Every line that contains the word "right" should be copied.
▬▬▬
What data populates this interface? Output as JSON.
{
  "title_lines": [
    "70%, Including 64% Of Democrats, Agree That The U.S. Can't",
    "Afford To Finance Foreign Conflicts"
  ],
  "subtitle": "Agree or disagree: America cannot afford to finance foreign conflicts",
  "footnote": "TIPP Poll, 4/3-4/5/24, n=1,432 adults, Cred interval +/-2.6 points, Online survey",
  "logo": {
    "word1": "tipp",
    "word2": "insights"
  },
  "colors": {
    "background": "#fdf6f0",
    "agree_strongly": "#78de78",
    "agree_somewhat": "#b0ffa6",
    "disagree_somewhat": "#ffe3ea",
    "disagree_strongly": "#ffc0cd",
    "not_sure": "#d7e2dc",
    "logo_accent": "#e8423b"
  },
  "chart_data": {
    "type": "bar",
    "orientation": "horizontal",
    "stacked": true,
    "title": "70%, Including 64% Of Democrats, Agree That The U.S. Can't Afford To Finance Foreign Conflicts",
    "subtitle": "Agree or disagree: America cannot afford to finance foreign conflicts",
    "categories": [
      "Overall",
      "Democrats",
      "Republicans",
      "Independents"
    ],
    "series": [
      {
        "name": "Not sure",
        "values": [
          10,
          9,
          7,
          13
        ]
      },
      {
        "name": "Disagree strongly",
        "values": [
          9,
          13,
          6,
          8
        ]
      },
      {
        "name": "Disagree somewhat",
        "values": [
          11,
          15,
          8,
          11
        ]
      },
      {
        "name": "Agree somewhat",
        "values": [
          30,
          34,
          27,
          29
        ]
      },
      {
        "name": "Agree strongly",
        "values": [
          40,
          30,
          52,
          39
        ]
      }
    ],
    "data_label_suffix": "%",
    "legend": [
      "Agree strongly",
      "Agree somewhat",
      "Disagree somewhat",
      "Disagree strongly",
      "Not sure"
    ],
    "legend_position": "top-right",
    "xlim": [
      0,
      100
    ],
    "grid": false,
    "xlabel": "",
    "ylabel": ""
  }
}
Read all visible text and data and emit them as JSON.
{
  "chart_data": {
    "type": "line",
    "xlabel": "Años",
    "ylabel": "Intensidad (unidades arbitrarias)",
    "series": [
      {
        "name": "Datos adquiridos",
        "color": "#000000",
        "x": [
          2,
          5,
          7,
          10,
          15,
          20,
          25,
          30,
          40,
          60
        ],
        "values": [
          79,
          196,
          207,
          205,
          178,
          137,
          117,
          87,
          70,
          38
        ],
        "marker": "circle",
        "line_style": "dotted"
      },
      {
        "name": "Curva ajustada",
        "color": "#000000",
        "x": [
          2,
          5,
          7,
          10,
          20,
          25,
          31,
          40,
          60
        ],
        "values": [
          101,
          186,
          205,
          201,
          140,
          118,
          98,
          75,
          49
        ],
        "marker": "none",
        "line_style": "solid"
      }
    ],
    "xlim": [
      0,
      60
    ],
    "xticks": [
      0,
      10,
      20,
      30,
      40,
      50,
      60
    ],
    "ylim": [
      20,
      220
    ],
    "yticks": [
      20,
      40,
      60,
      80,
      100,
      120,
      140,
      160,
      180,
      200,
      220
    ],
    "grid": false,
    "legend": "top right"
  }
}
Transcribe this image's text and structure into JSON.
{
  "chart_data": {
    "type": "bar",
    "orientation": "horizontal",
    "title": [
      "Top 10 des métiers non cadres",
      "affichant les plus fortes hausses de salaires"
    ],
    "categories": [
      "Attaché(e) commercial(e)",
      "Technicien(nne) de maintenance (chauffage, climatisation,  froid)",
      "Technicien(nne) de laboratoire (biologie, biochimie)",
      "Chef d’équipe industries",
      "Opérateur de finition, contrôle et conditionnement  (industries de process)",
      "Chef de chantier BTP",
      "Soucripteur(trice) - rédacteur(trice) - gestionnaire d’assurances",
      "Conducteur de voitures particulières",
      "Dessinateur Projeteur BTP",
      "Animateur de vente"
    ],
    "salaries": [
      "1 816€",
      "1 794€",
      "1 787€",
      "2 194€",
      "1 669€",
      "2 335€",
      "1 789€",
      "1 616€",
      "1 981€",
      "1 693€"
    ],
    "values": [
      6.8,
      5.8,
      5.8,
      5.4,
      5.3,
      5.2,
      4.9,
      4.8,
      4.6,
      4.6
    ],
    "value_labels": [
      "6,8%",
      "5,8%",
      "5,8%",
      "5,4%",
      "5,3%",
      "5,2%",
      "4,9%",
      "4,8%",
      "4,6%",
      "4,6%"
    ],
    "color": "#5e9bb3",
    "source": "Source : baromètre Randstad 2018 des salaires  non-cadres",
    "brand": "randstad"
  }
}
▬▬▬
Final result:
    "legend_position": "top-right",
    "legend": "top right"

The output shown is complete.